* **Aufgabenstellung**:
• a. Erläutern Sie anhand des Textes über die Honda CB750 in ein bis drei Sätzen, weshalb Ende der 1960er Jahre nur noch wenige Menschen ein Zweirad fahren wollten.
• b. Geben Sie aus dem Text über die Honda CB750 den Abschnitt von „Autor/Redaktion: Uschi Kettenmann“ bis einschließlich „die Motorradproduktion stillzulegen.“ erneut wieder und ersetzen Sie dabei „Kanada“ durch „Mexiko“.
• c. Setzen Sie den Text über die Honda CB750 im Anschluss an seinen letzten Satz fort.

* **Arbeitstext**:
Autor/Redaktion: Uschi Kettenmann · 27. April 2009
Hondas Vierzylinder CB750 markiert den wichtigsten Meilenstein in der Motorradgeschichte der Nachkriegszeit. Vor 40 Jahren, im April 1969, wurden die ersten Maschinen nach USA und Kanada ausgeliefert.
Ende der 1960er Jahre: Die Motorradbranche lag am Boden, die Autobranche boomte und wenige wollten noch ein Zweirad fahren – wo man sich doch nun endlich ein mobiles Dach über dem Kopf leisten konnte. Sogar BMW überlegte seinerzeit die Motorradproduktion stillzulegen.
Mit der Honda CB 750 begann 1969 der Motorradboom.
Die CB 750 bei ihrer Vorstelung auf der Tokyo Motor Show 1968.

* **Angezeigte Einträge**:
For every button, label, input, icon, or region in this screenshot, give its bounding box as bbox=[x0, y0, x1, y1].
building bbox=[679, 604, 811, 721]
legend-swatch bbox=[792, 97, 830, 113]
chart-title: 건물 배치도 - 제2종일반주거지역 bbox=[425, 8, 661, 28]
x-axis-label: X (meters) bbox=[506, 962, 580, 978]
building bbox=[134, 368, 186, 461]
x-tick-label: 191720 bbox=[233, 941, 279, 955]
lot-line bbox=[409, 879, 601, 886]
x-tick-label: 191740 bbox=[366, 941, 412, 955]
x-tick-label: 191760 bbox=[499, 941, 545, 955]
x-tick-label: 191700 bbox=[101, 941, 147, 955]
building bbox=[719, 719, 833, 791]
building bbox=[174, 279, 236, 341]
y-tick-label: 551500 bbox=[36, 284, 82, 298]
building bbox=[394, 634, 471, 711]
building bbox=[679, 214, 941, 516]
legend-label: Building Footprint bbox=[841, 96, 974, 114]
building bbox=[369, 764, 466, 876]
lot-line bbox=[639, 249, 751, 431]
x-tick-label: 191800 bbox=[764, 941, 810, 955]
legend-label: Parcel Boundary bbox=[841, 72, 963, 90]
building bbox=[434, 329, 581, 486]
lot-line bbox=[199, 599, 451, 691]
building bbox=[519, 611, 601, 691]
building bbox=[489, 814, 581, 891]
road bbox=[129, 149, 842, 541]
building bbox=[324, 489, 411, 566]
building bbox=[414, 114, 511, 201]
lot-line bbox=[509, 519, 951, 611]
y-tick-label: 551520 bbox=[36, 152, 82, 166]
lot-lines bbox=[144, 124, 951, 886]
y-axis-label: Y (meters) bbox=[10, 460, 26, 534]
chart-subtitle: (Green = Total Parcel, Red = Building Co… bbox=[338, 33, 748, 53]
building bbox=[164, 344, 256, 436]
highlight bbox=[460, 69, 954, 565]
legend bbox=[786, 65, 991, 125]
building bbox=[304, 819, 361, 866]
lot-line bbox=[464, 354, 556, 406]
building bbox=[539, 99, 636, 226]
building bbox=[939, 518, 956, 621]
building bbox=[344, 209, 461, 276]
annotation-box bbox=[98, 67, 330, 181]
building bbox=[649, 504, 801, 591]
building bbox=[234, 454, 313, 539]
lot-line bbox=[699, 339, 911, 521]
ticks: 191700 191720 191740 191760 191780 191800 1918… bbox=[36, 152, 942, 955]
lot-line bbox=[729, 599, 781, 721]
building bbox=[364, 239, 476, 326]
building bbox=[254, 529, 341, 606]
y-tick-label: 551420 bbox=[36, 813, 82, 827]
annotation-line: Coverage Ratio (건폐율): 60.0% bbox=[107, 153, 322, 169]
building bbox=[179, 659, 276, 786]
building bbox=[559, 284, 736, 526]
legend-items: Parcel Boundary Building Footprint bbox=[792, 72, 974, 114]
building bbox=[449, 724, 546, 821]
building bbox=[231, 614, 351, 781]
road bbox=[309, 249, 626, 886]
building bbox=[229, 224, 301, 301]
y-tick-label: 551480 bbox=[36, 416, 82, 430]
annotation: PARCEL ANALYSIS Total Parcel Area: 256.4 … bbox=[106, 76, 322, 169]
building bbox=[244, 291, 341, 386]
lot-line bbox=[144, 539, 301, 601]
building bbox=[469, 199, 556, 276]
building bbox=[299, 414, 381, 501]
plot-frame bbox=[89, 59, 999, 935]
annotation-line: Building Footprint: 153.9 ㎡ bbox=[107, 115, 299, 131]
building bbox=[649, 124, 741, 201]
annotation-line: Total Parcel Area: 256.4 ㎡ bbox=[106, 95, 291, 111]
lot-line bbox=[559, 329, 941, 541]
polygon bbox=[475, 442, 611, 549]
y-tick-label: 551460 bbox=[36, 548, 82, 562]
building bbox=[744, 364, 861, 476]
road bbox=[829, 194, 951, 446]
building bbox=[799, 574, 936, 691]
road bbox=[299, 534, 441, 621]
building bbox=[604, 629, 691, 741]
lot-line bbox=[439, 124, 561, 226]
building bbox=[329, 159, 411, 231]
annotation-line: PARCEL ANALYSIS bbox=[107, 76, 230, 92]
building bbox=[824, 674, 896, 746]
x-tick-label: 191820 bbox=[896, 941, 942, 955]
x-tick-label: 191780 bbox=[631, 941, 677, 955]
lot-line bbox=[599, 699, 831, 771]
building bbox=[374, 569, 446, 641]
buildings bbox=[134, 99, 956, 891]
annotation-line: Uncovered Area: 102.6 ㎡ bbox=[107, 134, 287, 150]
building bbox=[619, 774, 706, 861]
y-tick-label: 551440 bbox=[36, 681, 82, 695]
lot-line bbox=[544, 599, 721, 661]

* **Lösungen**:
• a. Die Autobranche boomte, und viele konnten sich nun endlich ein mobiles Dach über dem Kopf leisten. Deshalb wollten nur noch wenige ein Zweirad fahren.

• b.
Autor/Redaktion: Uschi Kettenmann · 27. April 2009
Hondas Vierzylinder CB750 markiert den wichtigsten Meilenstein in der Motorradgeschichte der Nachkriegszeit. Vor 40 Jahren, im April 1969, wurden die ersten Maschinen nach USA und Mexiko ausgeliefert.
Ende der 1960er Jahre: Die Motorradbranche lag am Boden, die Autobranche boomte und wenige wollten noch ein Zweirad fahren – wo man sich doch nun endlich ein mobiles Dach über dem Kopf leisten konnte. Sogar BMW überlegte seinerzeit die Motorradproduktion stillzulegen.

• c.
Und dann kam Honda mit der CB 750: Schon bei ihrer Vorstellung am 25. Oktober 1968 auf der Tokyo Motorshow 1968 waren sich alle einig: diese Maschine schreibt Geschichte im Motorradbau. Mit ihrem leistungsstarken, quer eingebauten Vierzylinder-Reihenmotor, der obenliegenden Nockenwelle, dem 5-Gang-Getriebe und der Scheibenbremse vorn schockte sie die Konkurrenz.
Das erste Superbike, auf Basis der Rennsporterfahrungen von Honda entwickelt, löste einen Motorradboom aus, der bis heute anhält. Selbst Soichiro Honda hatte nicht mit einer Massennachfrage gerechnet - eher mit einem "kleinen Kreis von interessierten Liebhabern". Wenig später mußte er sich mit der Bedeutung des Wortes "Lieferzeit" auseinandersetzen.
Sensation in Daytona 1970: Dick Mann gewinnt das 200-Meilenrennen.
Und auch im Rennsport war die Maschine erfolgreich: Im März 1970 gewann der Amerikaner Dick Mann auf einer Honda CB 750 Four das 200 Miles Race in Daytona – erstmals siegte keine amerikanische oder englische Maschine bei diesem Rennen.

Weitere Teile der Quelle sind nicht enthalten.